┏━━
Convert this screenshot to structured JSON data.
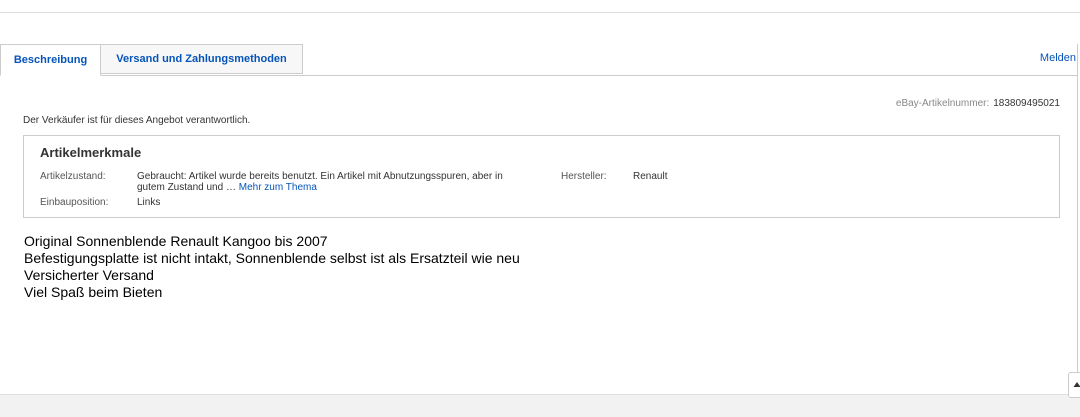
{
  "tabs": [
    {
      "label": "Beschreibung",
      "active": true
    },
    {
      "label": "Versand und Zahlungsmethoden",
      "active": false
    }
  ],
  "report_link": "Melden",
  "item_number": {
    "label": "eBay-Artikelnummer:",
    "value": "183809495021"
  },
  "seller_note": "Der Verkäufer ist für dieses Angebot verantwortlich.",
  "specs": {
    "title": "Artikelmerkmale",
    "condition_label": "Artikelzustand:",
    "condition_value_line1": "Gebraucht: Artikel wurde bereits benutzt. Ein Artikel mit Abnutzungsspuren, aber in",
    "condition_value_line2": "gutem Zustand und …",
    "more_link": "Mehr zum Thema",
    "manufacturer_label": "Hersteller:",
    "manufacturer_value": "Renault",
    "position_label": "Einbauposition:",
    "position_value": "Links"
  },
  "description": [
    "Original Sonnenblende Renault Kangoo bis 2007",
    "Befestigungsplatte ist nicht intakt, Sonnenblende selbst ist als Ersatzteil wie neu",
    "Versicherter Versand",
    "Viel Spaß beim Bieten"
  ],
  "colors": {
    "link": "#0654ba",
    "border": "#cccccc"
  },
  "icons": {
    "scroll_top": "arrow-up-icon"
  }
}
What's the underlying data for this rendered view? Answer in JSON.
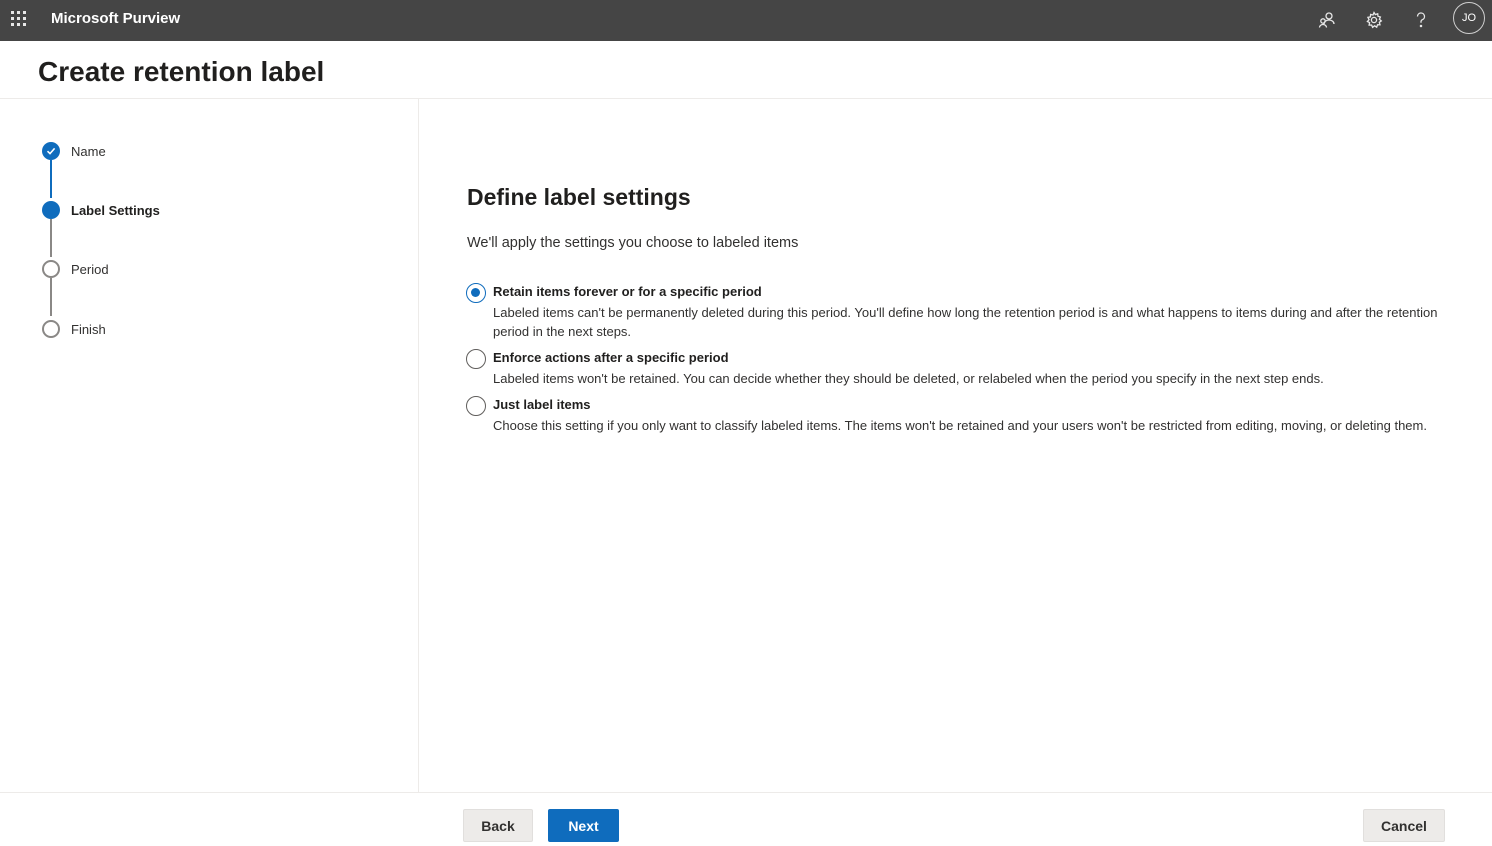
{
  "topbar": {
    "app_name": "Microsoft Purview",
    "avatar_initials": "JO",
    "icons": [
      "waffle-icon",
      "community-icon",
      "gear-icon",
      "help-icon"
    ]
  },
  "page": {
    "title": "Create retention label"
  },
  "steps": [
    {
      "label": "Name",
      "state": "completed"
    },
    {
      "label": "Label Settings",
      "state": "current"
    },
    {
      "label": "Period",
      "state": "pending"
    },
    {
      "label": "Finish",
      "state": "pending"
    }
  ],
  "main": {
    "title": "Define label settings",
    "subtitle": "We'll apply the settings you choose to labeled items",
    "selected_option": 0,
    "options": [
      {
        "title": "Retain items forever or for a specific period",
        "description": "Labeled items can't be permanently deleted during this period. You'll define how long the retention period is and what happens to items during and after the retention period in the next steps."
      },
      {
        "title": "Enforce actions after a specific period",
        "description": "Labeled items won't be retained. You can decide whether they should be deleted, or relabeled when the period you specify in the next step ends."
      },
      {
        "title": "Just label items",
        "description": "Choose this setting if you only want to classify labeled items. The items won't be retained and your users won't be restricted from editing, moving, or deleting them."
      }
    ]
  },
  "footer": {
    "back_label": "Back",
    "next_label": "Next",
    "cancel_label": "Cancel"
  },
  "colors": {
    "topbar": "#454545",
    "accent": "#0f6cbd"
  }
}
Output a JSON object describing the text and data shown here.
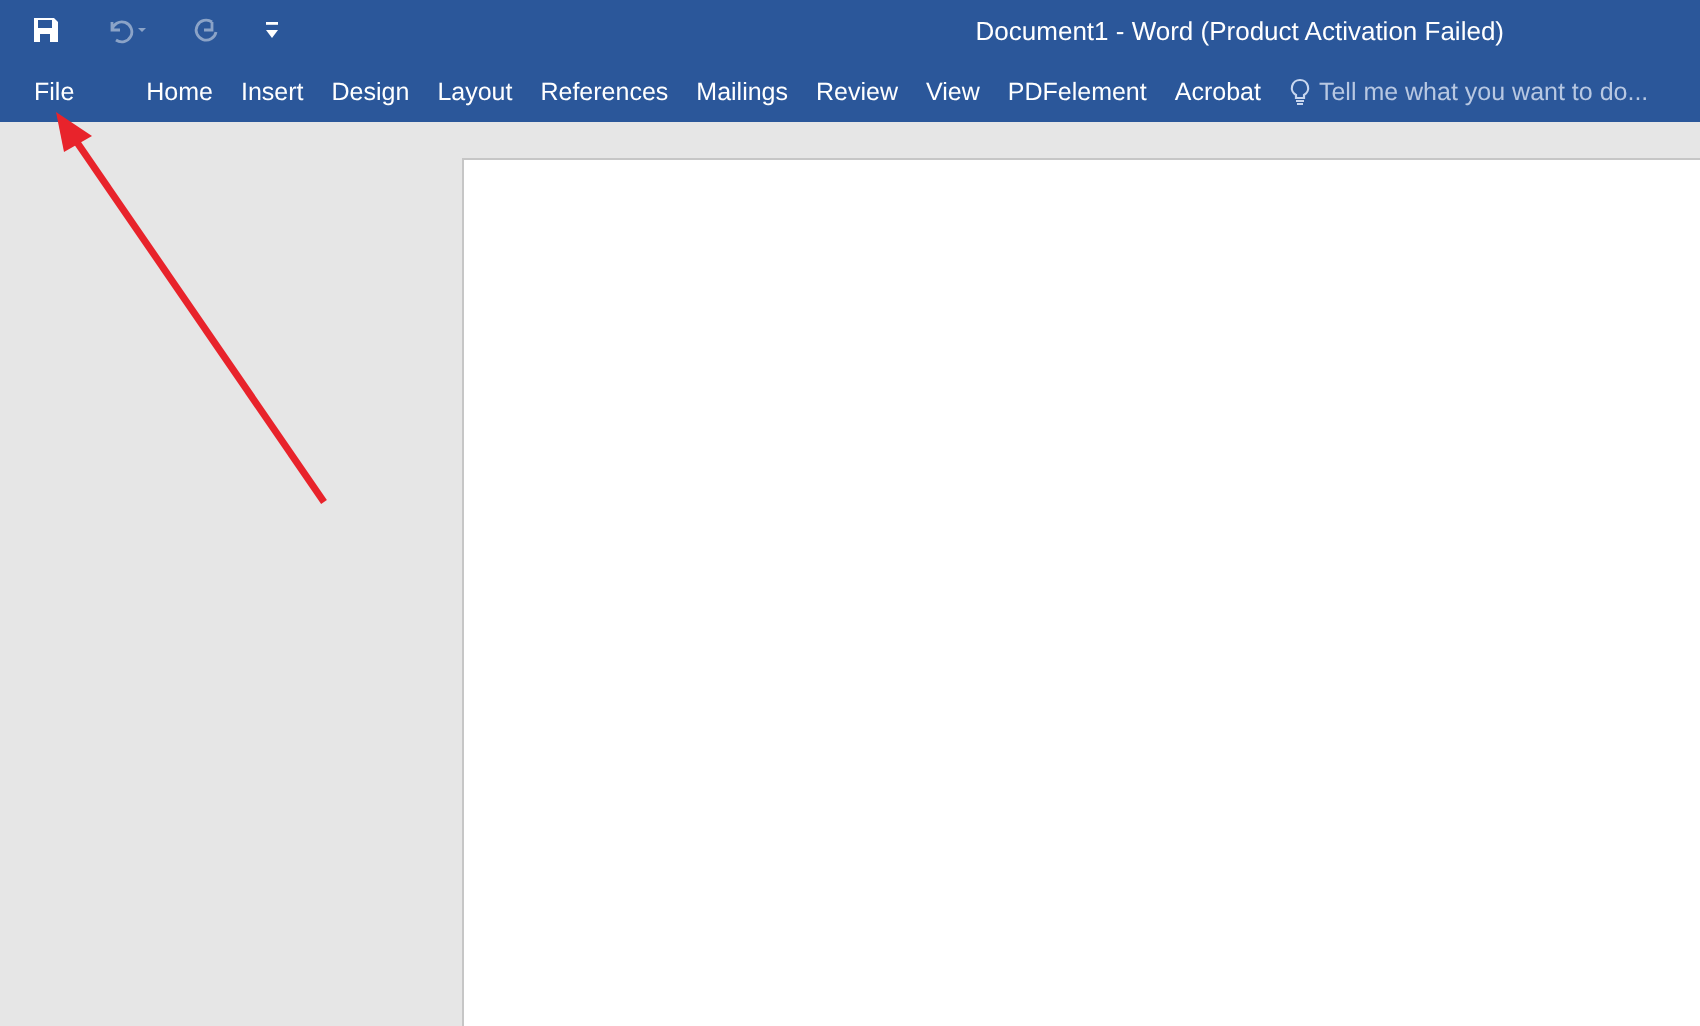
{
  "window": {
    "title": "Document1 - Word (Product Activation Failed)"
  },
  "quick_access": [
    {
      "kind": "save",
      "disabled": false
    },
    {
      "kind": "undo",
      "disabled": true
    },
    {
      "kind": "redo",
      "disabled": true
    },
    {
      "kind": "customize",
      "disabled": false
    }
  ],
  "tabs": [
    {
      "label": "File"
    },
    {
      "label": "Home"
    },
    {
      "label": "Insert"
    },
    {
      "label": "Design"
    },
    {
      "label": "Layout"
    },
    {
      "label": "References"
    },
    {
      "label": "Mailings"
    },
    {
      "label": "Review"
    },
    {
      "label": "View"
    },
    {
      "label": "PDFelement"
    },
    {
      "label": "Acrobat"
    }
  ],
  "tell_me": {
    "placeholder": "Tell me what you want to do..."
  }
}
┗━━
* [Problem requirements] List the lines that contain the word "retention".

* [Answer to this task]
    "title": "Create retention label"
        "description": "Labeled items can't be permanently deleted during this period. You'll define how long the retention period is and what happens to items during and after the retention period in the next steps."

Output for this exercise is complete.